The problem –
Pictures are not part of the answer. Return the lines from the one containing "Output the text content of this document." through the end of the data, both included, exactly as they appear.

>>

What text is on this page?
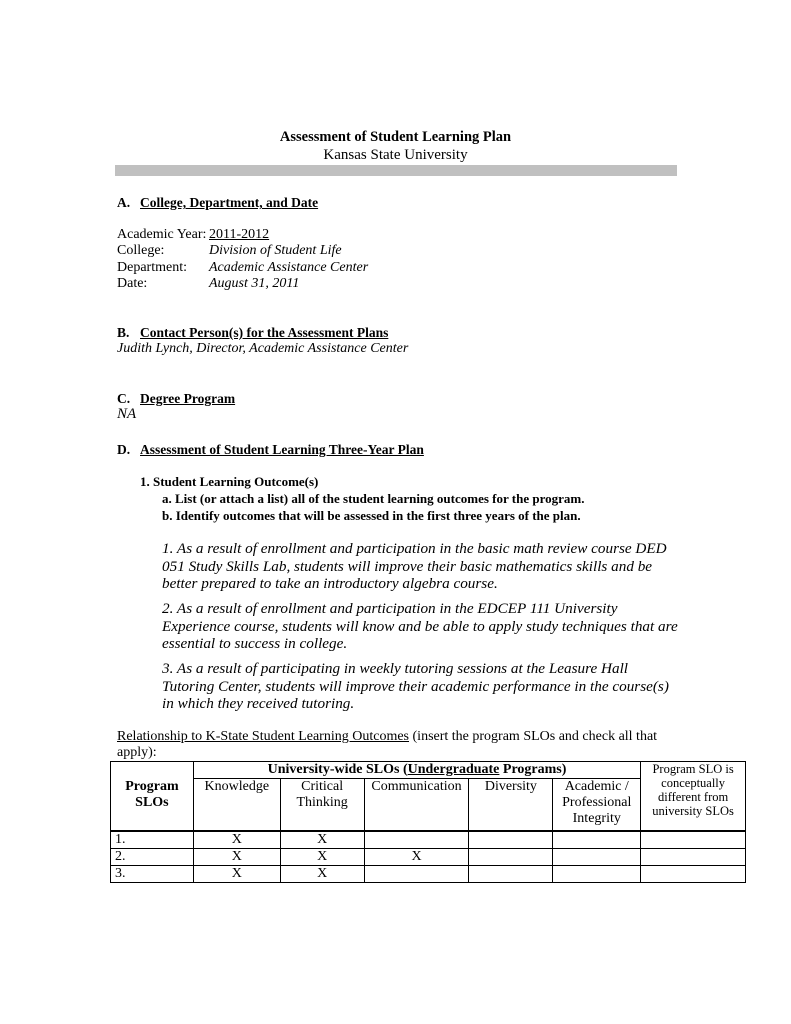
Assessment of Student Learning Plan
Kansas State University
A. College, Department, and Date
Academic Year: 2011-2012
College:	Division of Student Life
Department: Academic Assistance Center
Date:	August 31, 2011
B. Contact Person(s) for the Assessment Plans
Judith Lynch, Director, Academic Assistance Center
C. Degree Program
NA
D. Assessment of Student Learning Three-Year Plan
1. Student Learning Outcome(s)
a. List (or attach a list) all of the student learning outcomes for the program.
b. Identify outcomes that will be assessed in the first three years of the plan.
1. As a result of enrollment and participation in the basic math review course DED 051 Study Skills Lab, students will improve their basic mathematics skills and be better prepared to take an introductory algebra course.
2. As a result of enrollment and participation in the EDCEP 111 University Experience course, students will know and be able to apply study techniques that are essential to success in college.
3. As a result of participating in weekly tutoring sessions at the Leasure Hall Tutoring Center, students will improve their academic performance in the course(s) in which they received tutoring.
Relationship to K-State Student Learning Outcomes (insert the program SLOs and check all that apply):
	University-wide SLOs (Undergraduate Programs)					Program SLO is conceptually different from university SLOs
Program SLOs	Knowledge	Critical Thinking	Communication	Diversity	Academic / Professional Integrity	
1.	X	X				
2.	X	X	X			
3.	X	X				
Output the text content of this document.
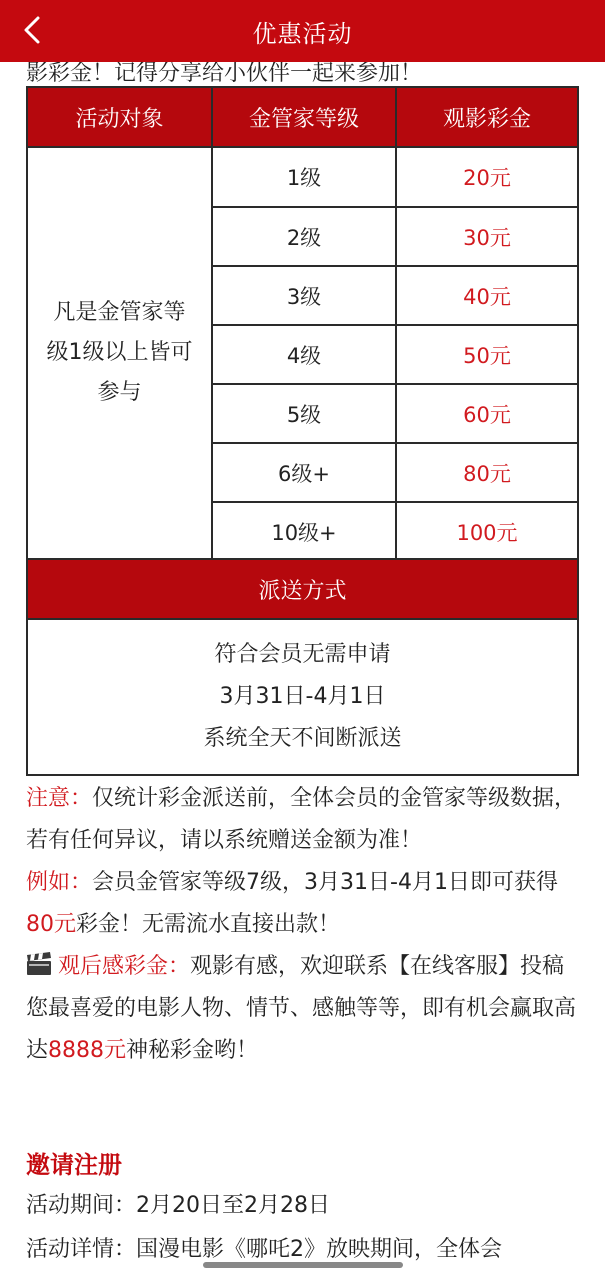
优惠活动
影彩金！记得分享给小伙伴一起来参加！
活动对象	金管家等级	观影彩金
凡是金管家等级1级以上皆可参与
1级	20元
2级	30元
3级	40元
4级	50元
5级	60元
6级+	80元
10级+	100元
派送方式
符合会员无需申请
3月31日-4月1日
系统全天不间断派送
注意：仅统计彩金派送前，全体会员的金管家等级数据，若有任何异议，请以系统赠送金额为准！
例如：会员金管家等级7级，3月31日-4月1日即可获得80元彩金！无需流水直接出款！
观后感彩金：观影有感，欢迎联系【在线客服】投稿您最喜爱的电影人物、情节、感触等等，即有机会赢取高达8888元神秘彩金哟！
邀请注册
活动期间：2月20日至2月28日
活动详情：国漫电影《哪吒2》放映期间，全体会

<<

Solved exercise –
Output the text content of this document.
优惠活动
影彩金！记得分享给小伙伴一起来参加！
活动对象	金管家等级	观影彩金
凡是金管家等级1级以上皆可参与
1级	20元
2级	30元
3级	40元
4级	50元
5级	60元
6级+	80元
10级+	100元
派送方式
符合会员无需申请
3月31日-4月1日
系统全天不间断派送
注意：仅统计彩金派送前，全体会员的金管家等级数据，若有任何异议，请以系统赠送金额为准！
例如：会员金管家等级7级，3月31日-4月1日即可获得80元彩金！无需流水直接出款！
观后感彩金：观影有感，欢迎联系【在线客服】投稿您最喜爱的电影人物、情节、感触等等，即有机会赢取高达8888元神秘彩金哟！
邀请注册
活动期间：2月20日至2月28日
活动详情：国漫电影《哪吒2》放映期间，全体会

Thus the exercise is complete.